Given exercise.
Transcribe the listing that follows in full, omitting pictures.

______________________________

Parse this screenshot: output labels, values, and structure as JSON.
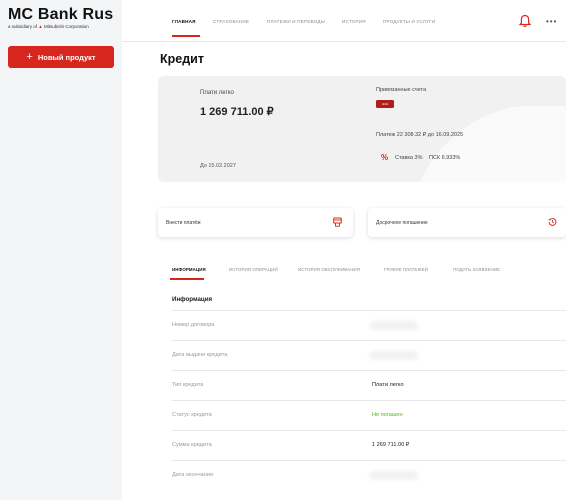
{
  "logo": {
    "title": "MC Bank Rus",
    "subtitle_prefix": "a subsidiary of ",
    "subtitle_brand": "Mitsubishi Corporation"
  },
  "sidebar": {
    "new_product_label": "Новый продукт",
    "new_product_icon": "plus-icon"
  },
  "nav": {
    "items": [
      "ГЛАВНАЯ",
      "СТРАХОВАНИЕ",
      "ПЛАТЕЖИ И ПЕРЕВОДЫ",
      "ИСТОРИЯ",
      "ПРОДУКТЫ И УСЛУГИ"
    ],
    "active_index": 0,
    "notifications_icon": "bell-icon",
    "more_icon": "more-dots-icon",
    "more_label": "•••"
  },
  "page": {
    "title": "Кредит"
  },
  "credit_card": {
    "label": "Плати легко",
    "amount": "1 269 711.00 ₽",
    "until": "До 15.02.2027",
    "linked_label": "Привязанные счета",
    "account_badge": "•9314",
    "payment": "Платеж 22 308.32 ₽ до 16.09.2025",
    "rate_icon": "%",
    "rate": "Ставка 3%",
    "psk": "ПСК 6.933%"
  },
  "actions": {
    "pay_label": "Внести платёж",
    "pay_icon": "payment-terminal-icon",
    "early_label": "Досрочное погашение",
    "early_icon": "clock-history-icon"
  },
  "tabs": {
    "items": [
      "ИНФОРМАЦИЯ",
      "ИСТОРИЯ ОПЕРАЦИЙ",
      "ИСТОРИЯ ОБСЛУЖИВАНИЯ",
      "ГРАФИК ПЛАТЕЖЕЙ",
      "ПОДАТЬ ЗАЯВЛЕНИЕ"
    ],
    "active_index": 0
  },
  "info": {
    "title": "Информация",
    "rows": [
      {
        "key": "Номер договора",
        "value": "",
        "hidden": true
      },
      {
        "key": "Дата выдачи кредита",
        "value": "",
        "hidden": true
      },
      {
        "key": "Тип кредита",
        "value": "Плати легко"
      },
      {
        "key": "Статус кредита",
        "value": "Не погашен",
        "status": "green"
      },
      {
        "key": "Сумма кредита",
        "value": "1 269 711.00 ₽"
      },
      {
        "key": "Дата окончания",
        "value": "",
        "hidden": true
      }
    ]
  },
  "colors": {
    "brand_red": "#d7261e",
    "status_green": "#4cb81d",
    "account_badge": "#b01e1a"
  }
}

______________________________

Right answer.
Parse this screenshot: output labels, values, and structure as JSON.
{
  "logo": {
    "title": "MC Bank Rus",
    "subtitle_prefix": "a subsidiary of ",
    "subtitle_brand": "Mitsubishi Corporation"
  },
  "sidebar": {
    "new_product_label": "Новый продукт",
    "new_product_icon": "plus-icon"
  },
  "nav": {
    "items": [
      "ГЛАВНАЯ",
      "СТРАХОВАНИЕ",
      "ПЛАТЕЖИ И ПЕРЕВОДЫ",
      "ИСТОРИЯ",
      "ПРОДУКТЫ И УСЛУГИ"
    ],
    "active_index": 0,
    "notifications_icon": "bell-icon",
    "more_icon": "more-dots-icon",
    "more_label": "•••"
  },
  "page": {
    "title": "Кредит"
  },
  "credit_card": {
    "label": "Плати легко",
    "amount": "1 269 711.00 ₽",
    "until": "До 15.02.2027",
    "linked_label": "Привязанные счета",
    "account_badge": "•9314",
    "payment": "Платеж 22 308.32 ₽ до 16.09.2025",
    "rate_icon": "%",
    "rate": "Ставка 3%",
    "psk": "ПСК 6.933%"
  },
  "actions": {
    "pay_label": "Внести платёж",
    "pay_icon": "payment-terminal-icon",
    "early_label": "Досрочное погашение",
    "early_icon": "clock-history-icon"
  },
  "tabs": {
    "items": [
      "ИНФОРМАЦИЯ",
      "ИСТОРИЯ ОПЕРАЦИЙ",
      "ИСТОРИЯ ОБСЛУЖИВАНИЯ",
      "ГРАФИК ПЛАТЕЖЕЙ",
      "ПОДАТЬ ЗАЯВЛЕНИЕ"
    ],
    "active_index": 0
  },
  "info": {
    "title": "Информация",
    "rows": [
      {
        "key": "Номер договора",
        "value": "",
        "hidden": true
      },
      {
        "key": "Дата выдачи кредита",
        "value": "",
        "hidden": true
      },
      {
        "key": "Тип кредита",
        "value": "Плати легко"
      },
      {
        "key": "Статус кредита",
        "value": "Не погашен",
        "status": "green"
      },
      {
        "key": "Сумма кредита",
        "value": "1 269 711.00 ₽"
      },
      {
        "key": "Дата окончания",
        "value": "",
        "hidden": true
      }
    ]
  },
  "colors": {
    "brand_red": "#d7261e",
    "status_green": "#4cb81d",
    "account_badge": "#b01e1a"
  }
}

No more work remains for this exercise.